## GOAL
Reproduce all records verbatim.

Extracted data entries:
---

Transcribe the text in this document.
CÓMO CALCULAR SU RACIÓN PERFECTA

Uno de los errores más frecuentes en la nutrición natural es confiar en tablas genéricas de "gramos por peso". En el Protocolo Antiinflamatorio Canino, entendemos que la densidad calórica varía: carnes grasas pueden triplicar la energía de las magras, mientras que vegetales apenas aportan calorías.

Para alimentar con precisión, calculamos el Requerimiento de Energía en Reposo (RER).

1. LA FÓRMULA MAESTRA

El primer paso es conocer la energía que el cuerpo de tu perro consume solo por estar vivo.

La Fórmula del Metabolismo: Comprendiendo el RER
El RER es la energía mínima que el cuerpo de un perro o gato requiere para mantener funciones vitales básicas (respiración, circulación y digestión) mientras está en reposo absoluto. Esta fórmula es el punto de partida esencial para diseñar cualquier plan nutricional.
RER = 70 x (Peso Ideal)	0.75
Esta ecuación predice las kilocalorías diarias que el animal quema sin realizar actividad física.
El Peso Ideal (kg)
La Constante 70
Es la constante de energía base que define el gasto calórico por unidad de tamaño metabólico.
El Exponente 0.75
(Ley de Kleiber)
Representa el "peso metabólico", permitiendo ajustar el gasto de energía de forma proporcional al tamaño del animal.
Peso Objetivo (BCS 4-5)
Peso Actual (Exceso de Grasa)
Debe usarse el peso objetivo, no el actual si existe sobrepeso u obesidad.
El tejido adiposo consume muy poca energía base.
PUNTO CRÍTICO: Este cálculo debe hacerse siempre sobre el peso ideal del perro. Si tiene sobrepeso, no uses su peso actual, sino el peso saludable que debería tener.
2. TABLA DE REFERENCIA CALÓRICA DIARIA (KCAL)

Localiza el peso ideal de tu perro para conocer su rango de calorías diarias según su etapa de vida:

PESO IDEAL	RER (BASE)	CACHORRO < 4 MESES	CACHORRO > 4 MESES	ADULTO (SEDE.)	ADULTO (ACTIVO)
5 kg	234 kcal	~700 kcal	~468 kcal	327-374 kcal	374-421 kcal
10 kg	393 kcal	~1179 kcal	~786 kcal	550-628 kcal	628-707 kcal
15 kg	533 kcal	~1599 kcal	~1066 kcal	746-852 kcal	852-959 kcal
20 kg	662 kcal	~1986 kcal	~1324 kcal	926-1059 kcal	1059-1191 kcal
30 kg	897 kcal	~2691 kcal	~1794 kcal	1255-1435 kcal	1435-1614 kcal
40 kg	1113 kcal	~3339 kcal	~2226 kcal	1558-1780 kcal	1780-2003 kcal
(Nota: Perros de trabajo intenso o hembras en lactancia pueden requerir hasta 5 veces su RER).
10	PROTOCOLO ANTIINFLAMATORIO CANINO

---

## OUTPUT BELOW
Transcribe the text in this document.
CÓMO CALCULAR SU RACIÓN PERFECTA

Uno de los errores más frecuentes en la nutrición natural es confiar en tablas genéricas de "gramos por peso". En el Protocolo Antiinflamatorio Canino, entendemos que la densidad calórica varía: carnes grasas pueden triplicar la energía de las magras, mientras que vegetales apenas aportan calorías.

Para alimentar con precisión, calculamos el Requerimiento de Energía en Reposo (RER).

1. LA FÓRMULA MAESTRA

El primer paso es conocer la energía que el cuerpo de tu perro consume solo por estar vivo.

La Fórmula del Metabolismo: Comprendiendo el RER
El RER es la energía mínima que el cuerpo de un perro o gato requiere para mantener funciones vitales básicas (respiración, circulación y digestión) mientras está en reposo absoluto. Esta fórmula es el punto de partida esencial para diseñar cualquier plan nutricional.
RER = 70 x (Peso Ideal)	0.75
Esta ecuación predice las kilocalorías diarias que el animal quema sin realizar actividad física.
El Peso Ideal (kg)
La Constante 70
Es la constante de energía base que define el gasto calórico por unidad de tamaño metabólico.
El Exponente 0.75
(Ley de Kleiber)
Representa el "peso metabólico", permitiendo ajustar el gasto de energía de forma proporcional al tamaño del animal.
Peso Objetivo (BCS 4-5)
Peso Actual (Exceso de Grasa)
Debe usarse el peso objetivo, no el actual si existe sobrepeso u obesidad.
El tejido adiposo consume muy poca energía base.
PUNTO CRÍTICO: Este cálculo debe hacerse siempre sobre el peso ideal del perro. Si tiene sobrepeso, no uses su peso actual, sino el peso saludable que debería tener.
2. TABLA DE REFERENCIA CALÓRICA DIARIA (KCAL)

Localiza el peso ideal de tu perro para conocer su rango de calorías diarias según su etapa de vida:

PESO IDEAL	RER (BASE)	CACHORRO < 4 MESES	CACHORRO > 4 MESES	ADULTO (SEDE.)	ADULTO (ACTIVO)
5 kg	234 kcal	~700 kcal	~468 kcal	327-374 kcal	374-421 kcal
10 kg	393 kcal	~1179 kcal	~786 kcal	550-628 kcal	628-707 kcal
15 kg	533 kcal	~1599 kcal	~1066 kcal	746-852 kcal	852-959 kcal
20 kg	662 kcal	~1986 kcal	~1324 kcal	926-1059 kcal	1059-1191 kcal
30 kg	897 kcal	~2691 kcal	~1794 kcal	1255-1435 kcal	1435-1614 kcal
40 kg	1113 kcal	~3339 kcal	~2226 kcal	1558-1780 kcal	1780-2003 kcal
(Nota: Perros de trabajo intenso o hembras en lactancia pueden requerir hasta 5 veces su RER).
10	PROTOCOLO ANTIINFLAMATORIO CANINO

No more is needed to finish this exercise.